begin
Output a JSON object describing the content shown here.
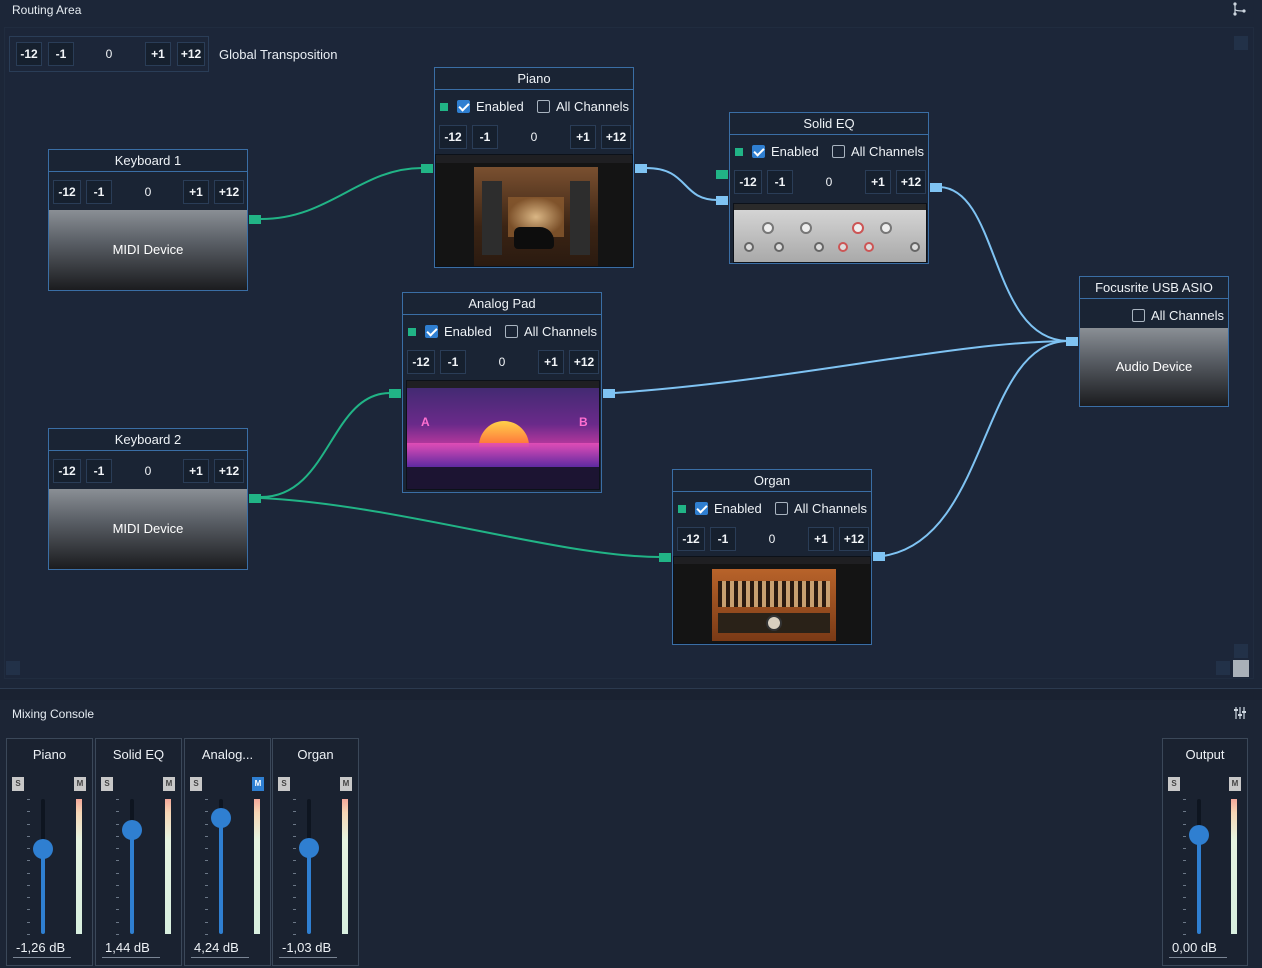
{
  "routing": {
    "title": "Routing Area",
    "global": {
      "label": "Global Transposition",
      "m12": "-12",
      "m1": "-1",
      "val": "0",
      "p1": "+1",
      "p12": "+12"
    }
  },
  "nodes": {
    "keyboard1": {
      "title": "Keyboard 1",
      "m12": "-12",
      "m1": "-1",
      "val": "0",
      "p1": "+1",
      "p12": "+12",
      "body": "MIDI Device"
    },
    "keyboard2": {
      "title": "Keyboard 2",
      "m12": "-12",
      "m1": "-1",
      "val": "0",
      "p1": "+1",
      "p12": "+12",
      "body": "MIDI Device"
    },
    "piano": {
      "title": "Piano",
      "enabled": "Enabled",
      "all": "All Channels",
      "m12": "-12",
      "m1": "-1",
      "val": "0",
      "p1": "+1",
      "p12": "+12"
    },
    "solideq": {
      "title": "Solid EQ",
      "enabled": "Enabled",
      "all": "All Channels",
      "m12": "-12",
      "m1": "-1",
      "val": "0",
      "p1": "+1",
      "p12": "+12"
    },
    "analogpad": {
      "title": "Analog Pad",
      "enabled": "Enabled",
      "all": "All Channels",
      "m12": "-12",
      "m1": "-1",
      "val": "0",
      "p1": "+1",
      "p12": "+12"
    },
    "organ": {
      "title": "Organ",
      "enabled": "Enabled",
      "all": "All Channels",
      "m12": "-12",
      "m1": "-1",
      "val": "0",
      "p1": "+1",
      "p12": "+12"
    },
    "focusrite": {
      "title": "Focusrite USB ASIO",
      "all": "All Channels",
      "body": "Audio Device"
    }
  },
  "mixer": {
    "title": "Mixing Console",
    "solo": "S",
    "mute": "M",
    "strips": [
      {
        "name": "Piano",
        "db": "-1,26 dB",
        "level": 0.63,
        "muted": false
      },
      {
        "name": "Solid EQ",
        "db": "1,44 dB",
        "level": 0.77,
        "muted": false
      },
      {
        "name": "Analog...",
        "db": "4,24 dB",
        "level": 0.86,
        "muted": true
      },
      {
        "name": "Organ",
        "db": "-1,03 dB",
        "level": 0.64,
        "muted": false
      },
      {
        "name": "Output",
        "db": "0,00 dB",
        "level": 0.73,
        "muted": false
      }
    ]
  },
  "colors": {
    "midi_cable": "#21b486",
    "audio_cable": "#7fc3f3",
    "accent": "#2f7fd1"
  },
  "icons": [
    "routing-icon",
    "mixer-settings-icon"
  ]
}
end
§ **WHAT IS BEING ASKED**
Write out the listing above again, exactly, but with no pictures in the copy.

§ **FINAL ANSWER**
Output a JSON object describing the content shown here.
{
  "routing": {
    "title": "Routing Area",
    "global": {
      "label": "Global Transposition",
      "m12": "-12",
      "m1": "-1",
      "val": "0",
      "p1": "+1",
      "p12": "+12"
    }
  },
  "nodes": {
    "keyboard1": {
      "title": "Keyboard 1",
      "m12": "-12",
      "m1": "-1",
      "val": "0",
      "p1": "+1",
      "p12": "+12",
      "body": "MIDI Device"
    },
    "keyboard2": {
      "title": "Keyboard 2",
      "m12": "-12",
      "m1": "-1",
      "val": "0",
      "p1": "+1",
      "p12": "+12",
      "body": "MIDI Device"
    },
    "piano": {
      "title": "Piano",
      "enabled": "Enabled",
      "all": "All Channels",
      "m12": "-12",
      "m1": "-1",
      "val": "0",
      "p1": "+1",
      "p12": "+12"
    },
    "solideq": {
      "title": "Solid EQ",
      "enabled": "Enabled",
      "all": "All Channels",
      "m12": "-12",
      "m1": "-1",
      "val": "0",
      "p1": "+1",
      "p12": "+12"
    },
    "analogpad": {
      "title": "Analog Pad",
      "enabled": "Enabled",
      "all": "All Channels",
      "m12": "-12",
      "m1": "-1",
      "val": "0",
      "p1": "+1",
      "p12": "+12"
    },
    "organ": {
      "title": "Organ",
      "enabled": "Enabled",
      "all": "All Channels",
      "m12": "-12",
      "m1": "-1",
      "val": "0",
      "p1": "+1",
      "p12": "+12"
    },
    "focusrite": {
      "title": "Focusrite USB ASIO",
      "all": "All Channels",
      "body": "Audio Device"
    }
  },
  "mixer": {
    "title": "Mixing Console",
    "solo": "S",
    "mute": "M",
    "strips": [
      {
        "name": "Piano",
        "db": "-1,26 dB",
        "level": 0.63,
        "muted": false
      },
      {
        "name": "Solid EQ",
        "db": "1,44 dB",
        "level": 0.77,
        "muted": false
      },
      {
        "name": "Analog...",
        "db": "4,24 dB",
        "level": 0.86,
        "muted": true
      },
      {
        "name": "Organ",
        "db": "-1,03 dB",
        "level": 0.64,
        "muted": false
      },
      {
        "name": "Output",
        "db": "0,00 dB",
        "level": 0.73,
        "muted": false
      }
    ]
  },
  "colors": {
    "midi_cable": "#21b486",
    "audio_cable": "#7fc3f3",
    "accent": "#2f7fd1"
  },
  "icons": [
    "routing-icon",
    "mixer-settings-icon"
  ]
}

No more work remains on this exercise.